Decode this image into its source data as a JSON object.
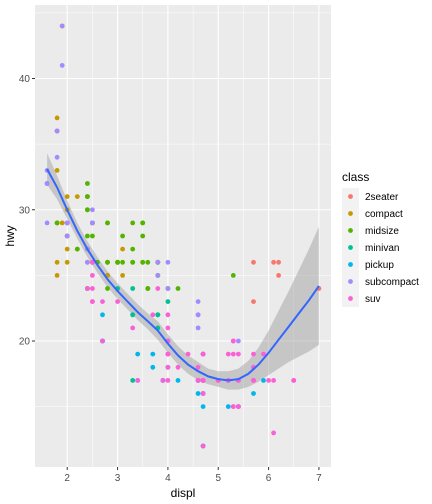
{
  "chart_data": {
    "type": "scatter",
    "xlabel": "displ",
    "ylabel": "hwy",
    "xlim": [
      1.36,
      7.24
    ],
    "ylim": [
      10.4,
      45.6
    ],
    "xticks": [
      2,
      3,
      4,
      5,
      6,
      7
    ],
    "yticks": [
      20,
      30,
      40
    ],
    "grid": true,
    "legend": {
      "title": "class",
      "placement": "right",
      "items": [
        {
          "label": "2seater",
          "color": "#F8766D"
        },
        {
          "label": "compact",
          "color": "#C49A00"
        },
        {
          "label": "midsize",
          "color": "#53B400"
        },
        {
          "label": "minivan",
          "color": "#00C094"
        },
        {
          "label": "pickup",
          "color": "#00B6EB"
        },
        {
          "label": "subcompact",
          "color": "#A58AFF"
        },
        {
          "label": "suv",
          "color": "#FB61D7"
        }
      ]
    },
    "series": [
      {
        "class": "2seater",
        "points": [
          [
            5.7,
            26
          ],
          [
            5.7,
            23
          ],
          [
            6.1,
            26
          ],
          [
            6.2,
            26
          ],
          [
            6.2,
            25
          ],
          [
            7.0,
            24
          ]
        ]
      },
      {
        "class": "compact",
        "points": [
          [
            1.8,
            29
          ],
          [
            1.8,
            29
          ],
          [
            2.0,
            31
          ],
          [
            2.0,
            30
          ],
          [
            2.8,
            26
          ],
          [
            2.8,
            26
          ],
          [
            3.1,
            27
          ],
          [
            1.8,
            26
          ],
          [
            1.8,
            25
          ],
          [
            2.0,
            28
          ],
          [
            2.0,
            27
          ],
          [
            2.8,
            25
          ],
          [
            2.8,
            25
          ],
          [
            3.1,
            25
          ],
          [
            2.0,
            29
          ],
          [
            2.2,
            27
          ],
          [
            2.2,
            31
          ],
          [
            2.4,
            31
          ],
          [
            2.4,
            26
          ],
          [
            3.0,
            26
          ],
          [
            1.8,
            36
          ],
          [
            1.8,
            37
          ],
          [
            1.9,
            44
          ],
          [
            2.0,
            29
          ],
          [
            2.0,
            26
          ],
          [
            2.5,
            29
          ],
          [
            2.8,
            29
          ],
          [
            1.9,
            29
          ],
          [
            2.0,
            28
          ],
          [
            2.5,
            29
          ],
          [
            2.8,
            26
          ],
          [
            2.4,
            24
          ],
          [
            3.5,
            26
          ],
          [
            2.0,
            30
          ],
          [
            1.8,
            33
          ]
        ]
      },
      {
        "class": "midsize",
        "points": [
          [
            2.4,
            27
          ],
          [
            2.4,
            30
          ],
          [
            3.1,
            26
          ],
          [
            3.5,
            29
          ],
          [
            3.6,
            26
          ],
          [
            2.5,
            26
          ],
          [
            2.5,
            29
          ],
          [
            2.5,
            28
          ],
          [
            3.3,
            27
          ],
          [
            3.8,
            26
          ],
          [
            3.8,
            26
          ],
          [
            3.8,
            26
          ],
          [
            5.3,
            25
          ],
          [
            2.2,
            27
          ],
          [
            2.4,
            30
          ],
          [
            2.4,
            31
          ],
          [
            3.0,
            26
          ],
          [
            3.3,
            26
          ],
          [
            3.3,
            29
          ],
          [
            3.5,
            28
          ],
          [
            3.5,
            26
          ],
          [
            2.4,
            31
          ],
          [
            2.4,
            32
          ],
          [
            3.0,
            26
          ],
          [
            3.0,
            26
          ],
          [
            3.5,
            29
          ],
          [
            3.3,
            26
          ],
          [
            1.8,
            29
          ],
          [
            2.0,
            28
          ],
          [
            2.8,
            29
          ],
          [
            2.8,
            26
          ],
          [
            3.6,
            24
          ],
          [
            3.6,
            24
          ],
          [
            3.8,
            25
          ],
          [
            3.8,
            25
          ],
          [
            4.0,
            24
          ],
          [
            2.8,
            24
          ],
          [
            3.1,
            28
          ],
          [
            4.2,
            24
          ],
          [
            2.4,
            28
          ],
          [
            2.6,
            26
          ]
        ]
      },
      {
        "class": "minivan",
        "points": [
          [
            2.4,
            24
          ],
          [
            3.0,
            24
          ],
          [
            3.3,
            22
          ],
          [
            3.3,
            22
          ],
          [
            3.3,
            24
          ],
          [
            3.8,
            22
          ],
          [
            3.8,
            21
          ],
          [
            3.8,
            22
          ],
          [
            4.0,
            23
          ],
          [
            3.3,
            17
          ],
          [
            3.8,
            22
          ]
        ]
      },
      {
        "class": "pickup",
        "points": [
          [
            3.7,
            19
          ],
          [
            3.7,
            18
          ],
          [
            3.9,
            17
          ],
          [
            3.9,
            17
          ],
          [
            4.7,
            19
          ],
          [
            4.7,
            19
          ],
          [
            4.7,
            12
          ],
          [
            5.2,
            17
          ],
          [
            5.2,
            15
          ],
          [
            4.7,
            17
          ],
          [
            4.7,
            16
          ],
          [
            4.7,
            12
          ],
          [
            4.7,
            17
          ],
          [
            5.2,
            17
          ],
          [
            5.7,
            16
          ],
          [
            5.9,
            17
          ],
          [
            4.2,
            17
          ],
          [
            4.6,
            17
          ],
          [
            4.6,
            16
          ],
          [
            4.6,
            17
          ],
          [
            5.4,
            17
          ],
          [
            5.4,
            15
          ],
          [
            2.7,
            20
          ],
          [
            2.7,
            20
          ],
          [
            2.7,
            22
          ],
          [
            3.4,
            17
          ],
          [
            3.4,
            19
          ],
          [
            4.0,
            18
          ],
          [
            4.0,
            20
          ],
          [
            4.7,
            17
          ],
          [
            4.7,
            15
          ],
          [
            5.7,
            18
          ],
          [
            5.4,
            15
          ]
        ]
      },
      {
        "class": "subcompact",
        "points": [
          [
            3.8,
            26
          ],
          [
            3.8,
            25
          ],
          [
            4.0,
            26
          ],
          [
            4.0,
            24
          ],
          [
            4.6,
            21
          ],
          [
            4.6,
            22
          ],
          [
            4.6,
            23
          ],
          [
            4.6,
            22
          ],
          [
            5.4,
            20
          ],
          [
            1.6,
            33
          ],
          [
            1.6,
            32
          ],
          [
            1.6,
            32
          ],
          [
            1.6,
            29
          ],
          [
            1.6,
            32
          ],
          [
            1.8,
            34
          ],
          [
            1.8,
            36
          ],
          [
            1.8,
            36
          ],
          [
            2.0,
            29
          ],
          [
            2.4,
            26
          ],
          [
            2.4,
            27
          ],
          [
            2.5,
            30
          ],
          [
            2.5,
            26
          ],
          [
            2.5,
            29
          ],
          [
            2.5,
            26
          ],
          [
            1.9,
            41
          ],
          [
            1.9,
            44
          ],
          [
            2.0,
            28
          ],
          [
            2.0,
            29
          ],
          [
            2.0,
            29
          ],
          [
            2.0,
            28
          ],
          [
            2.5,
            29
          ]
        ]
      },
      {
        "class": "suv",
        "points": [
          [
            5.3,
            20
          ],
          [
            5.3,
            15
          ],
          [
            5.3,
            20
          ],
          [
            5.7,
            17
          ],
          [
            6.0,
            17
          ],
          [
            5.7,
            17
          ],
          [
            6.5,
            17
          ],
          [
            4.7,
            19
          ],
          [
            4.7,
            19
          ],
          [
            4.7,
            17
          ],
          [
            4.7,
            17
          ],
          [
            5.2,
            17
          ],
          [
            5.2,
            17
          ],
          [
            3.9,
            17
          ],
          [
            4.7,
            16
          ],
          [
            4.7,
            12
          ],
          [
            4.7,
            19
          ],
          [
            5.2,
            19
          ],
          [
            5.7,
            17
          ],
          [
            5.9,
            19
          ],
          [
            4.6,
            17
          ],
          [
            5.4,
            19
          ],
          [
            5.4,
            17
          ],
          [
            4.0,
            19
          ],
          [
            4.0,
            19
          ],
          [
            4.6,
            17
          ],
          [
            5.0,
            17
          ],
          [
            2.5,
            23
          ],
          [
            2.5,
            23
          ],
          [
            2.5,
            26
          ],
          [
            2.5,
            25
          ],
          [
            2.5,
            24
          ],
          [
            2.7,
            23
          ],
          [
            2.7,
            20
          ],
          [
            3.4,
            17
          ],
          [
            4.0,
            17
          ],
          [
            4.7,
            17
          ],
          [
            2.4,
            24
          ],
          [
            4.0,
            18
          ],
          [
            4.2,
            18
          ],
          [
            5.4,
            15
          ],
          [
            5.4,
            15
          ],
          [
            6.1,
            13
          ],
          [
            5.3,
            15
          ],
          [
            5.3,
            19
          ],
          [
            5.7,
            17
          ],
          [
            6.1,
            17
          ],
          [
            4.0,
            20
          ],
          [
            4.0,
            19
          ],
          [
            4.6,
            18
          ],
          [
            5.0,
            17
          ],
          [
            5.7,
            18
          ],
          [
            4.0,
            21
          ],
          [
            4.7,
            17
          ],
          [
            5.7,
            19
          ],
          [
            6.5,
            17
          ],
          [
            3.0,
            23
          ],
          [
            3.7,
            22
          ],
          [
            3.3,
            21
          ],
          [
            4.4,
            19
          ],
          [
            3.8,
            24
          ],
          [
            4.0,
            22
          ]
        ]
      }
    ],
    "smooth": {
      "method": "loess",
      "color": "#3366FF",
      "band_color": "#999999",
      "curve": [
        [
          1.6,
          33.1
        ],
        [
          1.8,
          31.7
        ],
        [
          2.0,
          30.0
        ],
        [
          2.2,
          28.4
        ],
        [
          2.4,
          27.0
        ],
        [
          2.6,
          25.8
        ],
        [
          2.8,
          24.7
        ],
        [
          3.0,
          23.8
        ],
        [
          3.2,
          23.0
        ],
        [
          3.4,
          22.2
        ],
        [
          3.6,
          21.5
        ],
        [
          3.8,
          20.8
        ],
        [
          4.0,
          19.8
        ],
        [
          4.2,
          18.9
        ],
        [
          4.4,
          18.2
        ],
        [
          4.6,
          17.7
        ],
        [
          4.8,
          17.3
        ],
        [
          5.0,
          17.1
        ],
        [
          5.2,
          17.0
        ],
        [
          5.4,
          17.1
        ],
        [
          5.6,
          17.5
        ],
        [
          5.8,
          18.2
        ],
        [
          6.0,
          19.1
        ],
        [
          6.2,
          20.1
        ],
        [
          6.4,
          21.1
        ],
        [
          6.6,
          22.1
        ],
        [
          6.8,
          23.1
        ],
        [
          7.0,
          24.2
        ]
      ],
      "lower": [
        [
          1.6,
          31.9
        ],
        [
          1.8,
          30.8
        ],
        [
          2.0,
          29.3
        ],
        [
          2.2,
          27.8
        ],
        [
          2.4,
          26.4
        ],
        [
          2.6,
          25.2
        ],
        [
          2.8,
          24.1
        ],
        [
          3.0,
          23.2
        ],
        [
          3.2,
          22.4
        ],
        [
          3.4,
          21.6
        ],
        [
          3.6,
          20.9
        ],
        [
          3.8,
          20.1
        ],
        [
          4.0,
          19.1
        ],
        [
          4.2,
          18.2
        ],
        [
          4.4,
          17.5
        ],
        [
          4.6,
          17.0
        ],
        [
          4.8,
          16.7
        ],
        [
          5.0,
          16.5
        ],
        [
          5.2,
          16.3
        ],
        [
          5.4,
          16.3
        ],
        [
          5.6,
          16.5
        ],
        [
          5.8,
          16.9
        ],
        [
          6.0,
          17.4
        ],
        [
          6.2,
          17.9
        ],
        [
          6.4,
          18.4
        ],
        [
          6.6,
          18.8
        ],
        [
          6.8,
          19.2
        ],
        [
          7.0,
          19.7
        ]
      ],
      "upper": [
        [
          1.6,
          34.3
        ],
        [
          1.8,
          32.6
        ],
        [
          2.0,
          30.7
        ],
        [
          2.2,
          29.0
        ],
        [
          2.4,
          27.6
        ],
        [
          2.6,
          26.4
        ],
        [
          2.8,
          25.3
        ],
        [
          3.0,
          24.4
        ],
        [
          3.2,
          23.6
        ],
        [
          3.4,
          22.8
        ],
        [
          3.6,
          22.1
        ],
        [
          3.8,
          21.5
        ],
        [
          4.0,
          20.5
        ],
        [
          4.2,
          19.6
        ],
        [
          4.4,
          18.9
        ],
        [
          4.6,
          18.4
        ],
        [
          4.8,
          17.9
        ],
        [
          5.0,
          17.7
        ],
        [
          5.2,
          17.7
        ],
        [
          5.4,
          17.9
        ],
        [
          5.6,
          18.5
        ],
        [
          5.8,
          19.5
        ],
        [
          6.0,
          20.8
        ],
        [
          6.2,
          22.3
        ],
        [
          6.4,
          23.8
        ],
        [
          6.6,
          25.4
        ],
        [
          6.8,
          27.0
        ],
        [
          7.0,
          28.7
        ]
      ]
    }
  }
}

◇ ◇ ◇ ◇ ◇ ◇ ◇

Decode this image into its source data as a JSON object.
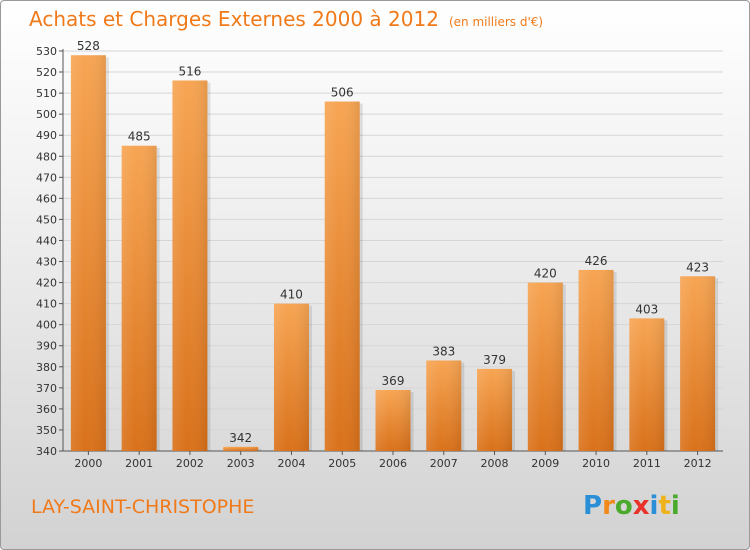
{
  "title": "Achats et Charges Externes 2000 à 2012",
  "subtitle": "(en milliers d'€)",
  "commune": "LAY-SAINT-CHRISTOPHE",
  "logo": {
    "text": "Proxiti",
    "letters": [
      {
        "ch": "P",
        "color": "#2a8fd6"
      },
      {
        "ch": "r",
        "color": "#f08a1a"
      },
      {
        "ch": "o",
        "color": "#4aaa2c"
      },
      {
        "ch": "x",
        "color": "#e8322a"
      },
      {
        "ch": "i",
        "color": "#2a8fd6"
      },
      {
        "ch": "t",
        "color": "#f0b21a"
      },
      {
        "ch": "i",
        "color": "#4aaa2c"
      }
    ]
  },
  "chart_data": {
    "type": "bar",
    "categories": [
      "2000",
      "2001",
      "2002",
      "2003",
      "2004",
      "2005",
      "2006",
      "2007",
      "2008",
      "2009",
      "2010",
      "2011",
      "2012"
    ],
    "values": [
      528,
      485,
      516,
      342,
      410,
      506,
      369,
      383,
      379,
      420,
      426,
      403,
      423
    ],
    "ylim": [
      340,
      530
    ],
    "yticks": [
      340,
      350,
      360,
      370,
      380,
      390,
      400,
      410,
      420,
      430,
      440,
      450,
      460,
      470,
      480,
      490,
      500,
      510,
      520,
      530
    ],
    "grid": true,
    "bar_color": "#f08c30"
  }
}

◇ ◇ ◇ ◇ ◇ ◇ ◇

Copy every line of the entries above in which "subcompact" occurs.

          "label": "subcompact",
        "class": "subcompact",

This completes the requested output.